What needs to be done
Repeat, word for word, everything from the start of the records below down to the line containing "The bucket 72 is at (350, 111).", including that line.

Stored records:
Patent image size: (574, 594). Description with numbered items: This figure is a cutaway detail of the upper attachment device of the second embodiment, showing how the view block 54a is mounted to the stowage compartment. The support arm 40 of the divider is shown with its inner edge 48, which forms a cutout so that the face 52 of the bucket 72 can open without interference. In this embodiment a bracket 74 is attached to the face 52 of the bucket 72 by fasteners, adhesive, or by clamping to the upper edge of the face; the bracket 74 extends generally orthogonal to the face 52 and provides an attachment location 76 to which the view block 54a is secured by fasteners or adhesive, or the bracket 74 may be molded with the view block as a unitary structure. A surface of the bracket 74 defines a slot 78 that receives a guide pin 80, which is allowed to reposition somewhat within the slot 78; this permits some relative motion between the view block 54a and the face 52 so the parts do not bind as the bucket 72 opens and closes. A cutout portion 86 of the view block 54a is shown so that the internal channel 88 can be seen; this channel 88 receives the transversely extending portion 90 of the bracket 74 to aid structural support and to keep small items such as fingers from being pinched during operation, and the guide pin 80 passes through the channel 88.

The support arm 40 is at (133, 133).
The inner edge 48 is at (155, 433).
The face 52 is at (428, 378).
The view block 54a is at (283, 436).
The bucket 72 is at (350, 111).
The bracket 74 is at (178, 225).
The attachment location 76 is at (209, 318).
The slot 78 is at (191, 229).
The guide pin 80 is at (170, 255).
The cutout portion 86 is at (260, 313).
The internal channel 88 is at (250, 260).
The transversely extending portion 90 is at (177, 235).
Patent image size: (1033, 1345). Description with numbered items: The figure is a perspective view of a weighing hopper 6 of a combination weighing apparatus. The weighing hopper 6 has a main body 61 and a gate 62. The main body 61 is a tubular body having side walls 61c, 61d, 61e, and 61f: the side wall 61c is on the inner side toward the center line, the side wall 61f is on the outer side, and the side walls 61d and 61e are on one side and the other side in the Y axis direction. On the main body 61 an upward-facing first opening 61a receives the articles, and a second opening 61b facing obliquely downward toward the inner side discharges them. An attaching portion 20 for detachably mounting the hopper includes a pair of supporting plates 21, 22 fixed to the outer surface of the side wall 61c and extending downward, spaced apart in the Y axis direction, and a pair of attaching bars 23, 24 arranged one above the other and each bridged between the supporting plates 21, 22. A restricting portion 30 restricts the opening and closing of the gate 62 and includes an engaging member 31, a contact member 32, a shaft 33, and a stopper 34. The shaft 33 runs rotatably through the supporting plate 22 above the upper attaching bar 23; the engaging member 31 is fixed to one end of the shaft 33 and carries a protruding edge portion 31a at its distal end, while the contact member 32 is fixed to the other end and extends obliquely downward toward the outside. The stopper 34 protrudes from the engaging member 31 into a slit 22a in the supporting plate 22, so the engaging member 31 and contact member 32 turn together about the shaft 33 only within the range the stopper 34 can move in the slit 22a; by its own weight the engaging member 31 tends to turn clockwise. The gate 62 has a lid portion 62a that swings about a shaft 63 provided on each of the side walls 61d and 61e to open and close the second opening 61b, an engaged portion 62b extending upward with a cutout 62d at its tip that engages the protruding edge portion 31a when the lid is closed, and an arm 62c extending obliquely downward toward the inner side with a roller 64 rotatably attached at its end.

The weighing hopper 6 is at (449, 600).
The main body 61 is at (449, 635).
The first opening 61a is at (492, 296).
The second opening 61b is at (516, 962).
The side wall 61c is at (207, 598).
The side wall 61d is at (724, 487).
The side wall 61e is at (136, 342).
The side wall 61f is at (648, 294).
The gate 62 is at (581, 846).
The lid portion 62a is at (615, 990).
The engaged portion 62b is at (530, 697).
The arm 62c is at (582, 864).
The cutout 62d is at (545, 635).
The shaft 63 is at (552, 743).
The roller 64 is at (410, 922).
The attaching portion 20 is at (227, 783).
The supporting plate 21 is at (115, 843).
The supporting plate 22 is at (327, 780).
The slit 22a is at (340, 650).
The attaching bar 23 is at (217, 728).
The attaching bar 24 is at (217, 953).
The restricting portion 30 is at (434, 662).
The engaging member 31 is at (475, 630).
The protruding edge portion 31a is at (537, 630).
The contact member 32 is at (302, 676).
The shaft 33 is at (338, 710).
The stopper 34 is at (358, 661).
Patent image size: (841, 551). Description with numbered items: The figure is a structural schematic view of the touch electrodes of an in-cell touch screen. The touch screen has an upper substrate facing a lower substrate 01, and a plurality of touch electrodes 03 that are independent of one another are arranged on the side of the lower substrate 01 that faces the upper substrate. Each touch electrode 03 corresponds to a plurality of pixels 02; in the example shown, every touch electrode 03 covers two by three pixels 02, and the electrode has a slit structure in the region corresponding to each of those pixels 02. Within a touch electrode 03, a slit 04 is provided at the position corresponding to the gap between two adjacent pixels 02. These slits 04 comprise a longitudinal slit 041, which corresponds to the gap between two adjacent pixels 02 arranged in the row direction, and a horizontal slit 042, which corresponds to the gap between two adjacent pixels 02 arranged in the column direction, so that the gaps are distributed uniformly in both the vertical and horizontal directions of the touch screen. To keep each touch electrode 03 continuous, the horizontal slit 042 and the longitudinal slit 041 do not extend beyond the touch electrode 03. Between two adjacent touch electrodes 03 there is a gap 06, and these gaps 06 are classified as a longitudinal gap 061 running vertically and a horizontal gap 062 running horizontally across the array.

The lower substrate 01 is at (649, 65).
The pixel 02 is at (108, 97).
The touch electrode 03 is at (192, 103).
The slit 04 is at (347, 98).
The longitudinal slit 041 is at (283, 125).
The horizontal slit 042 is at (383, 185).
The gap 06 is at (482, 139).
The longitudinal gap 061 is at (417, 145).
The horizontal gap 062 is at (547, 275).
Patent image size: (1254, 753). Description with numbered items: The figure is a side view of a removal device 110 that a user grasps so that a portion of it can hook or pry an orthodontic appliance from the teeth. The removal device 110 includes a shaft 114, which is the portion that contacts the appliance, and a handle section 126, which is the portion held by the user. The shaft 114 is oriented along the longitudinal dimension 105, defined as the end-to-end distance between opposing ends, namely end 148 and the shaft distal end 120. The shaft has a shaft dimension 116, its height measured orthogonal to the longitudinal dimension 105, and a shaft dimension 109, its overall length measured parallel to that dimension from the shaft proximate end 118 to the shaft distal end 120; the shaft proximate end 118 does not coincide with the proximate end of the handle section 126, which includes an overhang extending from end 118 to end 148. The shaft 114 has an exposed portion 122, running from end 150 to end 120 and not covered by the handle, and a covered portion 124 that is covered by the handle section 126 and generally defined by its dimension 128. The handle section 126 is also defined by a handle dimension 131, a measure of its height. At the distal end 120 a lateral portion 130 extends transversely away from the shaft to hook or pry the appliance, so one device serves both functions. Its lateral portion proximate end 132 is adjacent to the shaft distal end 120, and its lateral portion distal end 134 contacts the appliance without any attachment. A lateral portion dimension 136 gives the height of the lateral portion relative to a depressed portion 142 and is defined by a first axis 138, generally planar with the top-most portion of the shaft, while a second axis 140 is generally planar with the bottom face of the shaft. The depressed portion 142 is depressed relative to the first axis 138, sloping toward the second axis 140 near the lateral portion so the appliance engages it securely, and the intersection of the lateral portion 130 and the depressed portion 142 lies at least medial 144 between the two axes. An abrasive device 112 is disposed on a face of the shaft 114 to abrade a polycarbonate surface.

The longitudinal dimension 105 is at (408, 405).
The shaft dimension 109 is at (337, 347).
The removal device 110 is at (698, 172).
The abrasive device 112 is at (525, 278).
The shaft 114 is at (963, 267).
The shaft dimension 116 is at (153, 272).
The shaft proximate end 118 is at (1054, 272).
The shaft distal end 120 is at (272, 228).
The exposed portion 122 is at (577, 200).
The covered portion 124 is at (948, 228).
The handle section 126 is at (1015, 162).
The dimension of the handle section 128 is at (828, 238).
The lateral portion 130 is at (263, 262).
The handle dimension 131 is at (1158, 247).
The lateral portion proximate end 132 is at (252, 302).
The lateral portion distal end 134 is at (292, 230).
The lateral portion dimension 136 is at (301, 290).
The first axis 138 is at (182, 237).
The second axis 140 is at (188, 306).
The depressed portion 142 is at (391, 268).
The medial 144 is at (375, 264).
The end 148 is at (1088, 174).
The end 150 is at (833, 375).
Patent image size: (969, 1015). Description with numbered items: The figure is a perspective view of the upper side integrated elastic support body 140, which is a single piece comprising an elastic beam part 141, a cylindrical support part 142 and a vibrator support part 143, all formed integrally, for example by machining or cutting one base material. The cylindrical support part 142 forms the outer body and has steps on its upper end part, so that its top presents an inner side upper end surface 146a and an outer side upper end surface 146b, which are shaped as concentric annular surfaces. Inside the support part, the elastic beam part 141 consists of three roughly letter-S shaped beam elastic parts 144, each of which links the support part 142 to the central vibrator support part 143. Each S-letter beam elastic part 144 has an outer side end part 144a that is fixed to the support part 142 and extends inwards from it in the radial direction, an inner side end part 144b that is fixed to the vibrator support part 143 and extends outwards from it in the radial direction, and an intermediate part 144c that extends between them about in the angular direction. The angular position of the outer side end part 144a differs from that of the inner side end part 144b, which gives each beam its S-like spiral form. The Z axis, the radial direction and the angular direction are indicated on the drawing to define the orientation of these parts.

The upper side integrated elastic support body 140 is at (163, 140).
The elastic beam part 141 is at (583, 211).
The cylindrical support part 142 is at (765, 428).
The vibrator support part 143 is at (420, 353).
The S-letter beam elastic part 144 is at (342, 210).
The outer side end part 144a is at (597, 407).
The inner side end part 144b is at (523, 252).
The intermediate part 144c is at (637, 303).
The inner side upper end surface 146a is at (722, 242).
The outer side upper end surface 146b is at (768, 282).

Answer for the task
Patent image size: (574, 594). Description with numbered items: This figure is a cutaway detail of the upper attachment device of the second embodiment, showing how the view block 54a is mounted to the stowage compartment. The support arm 40 of the divider is shown with its inner edge 48, which forms a cutout so that the face 52 of the bucket 72 can open without interference. In this embodiment a bracket 74 is attached to the face 52 of the bucket 72 by fasteners, adhesive, or by clamping to the upper edge of the face; the bracket 74 extends generally orthogonal to the face 52 and provides an attachment location 76 to which the view block 54a is secured by fasteners or adhesive, or the bracket 74 may be molded with the view block as a unitary structure. A surface of the bracket 74 defines a slot 78 that receives a guide pin 80, which is allowed to reposition somewhat within the slot 78; this permits some relative motion between the view block 54a and the face 52 so the parts do not bind as the bucket 72 opens and closes. A cutout portion 86 of the view block 54a is shown so that the internal channel 88 can be seen; this channel 88 receives the transversely extending portion 90 of the bracket 74 to aid structural support and to keep small items such as fingers from being pinched during operation, and the guide pin 80 passes through the channel 88.

The support arm 40 is at (133, 133).
The inner edge 48 is at (155, 433).
The face 52 is at (428, 378).
The view block 54a is at (283, 436).
The bucket 72 is at (350, 111).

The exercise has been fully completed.